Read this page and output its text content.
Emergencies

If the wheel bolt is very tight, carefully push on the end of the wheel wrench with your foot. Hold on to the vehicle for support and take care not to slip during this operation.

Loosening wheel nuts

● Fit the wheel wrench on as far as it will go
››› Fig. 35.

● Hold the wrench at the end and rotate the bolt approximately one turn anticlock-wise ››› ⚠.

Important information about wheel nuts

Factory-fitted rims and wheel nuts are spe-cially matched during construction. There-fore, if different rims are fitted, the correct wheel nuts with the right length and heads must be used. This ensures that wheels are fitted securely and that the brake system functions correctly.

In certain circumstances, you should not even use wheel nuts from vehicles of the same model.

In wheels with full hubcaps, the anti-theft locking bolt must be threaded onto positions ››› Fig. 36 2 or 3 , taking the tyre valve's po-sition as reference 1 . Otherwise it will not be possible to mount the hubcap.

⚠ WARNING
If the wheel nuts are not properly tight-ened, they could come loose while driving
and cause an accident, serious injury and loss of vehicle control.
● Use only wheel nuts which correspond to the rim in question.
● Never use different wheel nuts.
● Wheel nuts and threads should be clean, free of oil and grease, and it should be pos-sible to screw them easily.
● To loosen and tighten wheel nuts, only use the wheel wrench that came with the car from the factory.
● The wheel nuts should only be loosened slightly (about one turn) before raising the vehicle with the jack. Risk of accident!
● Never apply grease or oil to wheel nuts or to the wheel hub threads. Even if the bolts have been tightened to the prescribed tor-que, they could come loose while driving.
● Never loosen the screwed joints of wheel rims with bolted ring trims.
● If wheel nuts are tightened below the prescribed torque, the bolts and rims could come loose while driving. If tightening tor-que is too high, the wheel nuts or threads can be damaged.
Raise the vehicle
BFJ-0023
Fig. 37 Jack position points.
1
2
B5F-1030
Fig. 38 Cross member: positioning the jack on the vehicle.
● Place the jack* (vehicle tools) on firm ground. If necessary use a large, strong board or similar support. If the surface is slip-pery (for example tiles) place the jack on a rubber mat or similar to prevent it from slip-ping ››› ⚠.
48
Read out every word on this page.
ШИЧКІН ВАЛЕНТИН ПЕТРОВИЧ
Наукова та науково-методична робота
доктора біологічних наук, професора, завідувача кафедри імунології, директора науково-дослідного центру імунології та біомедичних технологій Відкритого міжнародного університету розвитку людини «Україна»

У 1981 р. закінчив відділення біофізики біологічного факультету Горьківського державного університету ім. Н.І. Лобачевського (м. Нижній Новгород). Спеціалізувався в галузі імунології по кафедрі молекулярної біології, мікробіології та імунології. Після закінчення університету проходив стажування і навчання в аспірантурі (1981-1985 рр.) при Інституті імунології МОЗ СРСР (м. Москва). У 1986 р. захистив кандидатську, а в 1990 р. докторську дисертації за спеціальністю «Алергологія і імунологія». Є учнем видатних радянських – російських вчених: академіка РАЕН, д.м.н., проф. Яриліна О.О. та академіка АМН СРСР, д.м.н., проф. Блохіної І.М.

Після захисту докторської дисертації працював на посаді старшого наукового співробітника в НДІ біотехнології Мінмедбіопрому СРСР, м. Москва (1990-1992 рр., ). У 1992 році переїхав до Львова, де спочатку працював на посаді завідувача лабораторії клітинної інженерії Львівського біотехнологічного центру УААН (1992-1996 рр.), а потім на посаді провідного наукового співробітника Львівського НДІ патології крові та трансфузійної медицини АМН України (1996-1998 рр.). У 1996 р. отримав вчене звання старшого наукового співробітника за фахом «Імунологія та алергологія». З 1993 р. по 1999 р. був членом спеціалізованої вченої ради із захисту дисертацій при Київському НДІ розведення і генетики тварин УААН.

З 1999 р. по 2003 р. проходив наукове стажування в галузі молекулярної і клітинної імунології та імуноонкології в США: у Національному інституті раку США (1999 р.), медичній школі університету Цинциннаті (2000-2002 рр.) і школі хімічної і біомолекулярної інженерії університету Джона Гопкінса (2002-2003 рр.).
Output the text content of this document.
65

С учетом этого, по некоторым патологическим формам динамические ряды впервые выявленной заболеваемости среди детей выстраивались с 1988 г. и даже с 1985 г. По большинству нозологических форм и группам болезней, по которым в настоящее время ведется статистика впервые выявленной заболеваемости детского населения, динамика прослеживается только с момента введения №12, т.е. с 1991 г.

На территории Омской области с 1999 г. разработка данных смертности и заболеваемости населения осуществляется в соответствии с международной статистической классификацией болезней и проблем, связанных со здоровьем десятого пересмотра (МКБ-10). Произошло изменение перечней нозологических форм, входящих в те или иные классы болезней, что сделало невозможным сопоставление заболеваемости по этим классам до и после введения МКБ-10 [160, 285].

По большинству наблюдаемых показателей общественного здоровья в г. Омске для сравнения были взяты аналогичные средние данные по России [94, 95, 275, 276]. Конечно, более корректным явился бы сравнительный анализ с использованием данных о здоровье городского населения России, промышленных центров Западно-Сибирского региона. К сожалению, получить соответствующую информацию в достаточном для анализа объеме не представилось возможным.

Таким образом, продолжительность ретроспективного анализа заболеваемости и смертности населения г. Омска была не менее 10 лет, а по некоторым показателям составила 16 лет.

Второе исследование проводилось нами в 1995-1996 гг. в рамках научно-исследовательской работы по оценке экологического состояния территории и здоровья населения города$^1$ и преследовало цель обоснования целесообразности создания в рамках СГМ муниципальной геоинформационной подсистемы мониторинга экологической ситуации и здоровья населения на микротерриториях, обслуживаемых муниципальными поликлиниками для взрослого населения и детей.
────────────────────
Using the records above, find and show each line with the string "will".

Exercise result:
● Fit the wheel wrench on as far as it will go
In wheels with full hubcaps, the anti-theft locking bolt must be threaded onto positions ››› Fig. 36 2 or 3 , taking the tyre valve's po-sition as reference 1 . Otherwise it will not be possible to mount the hubcap.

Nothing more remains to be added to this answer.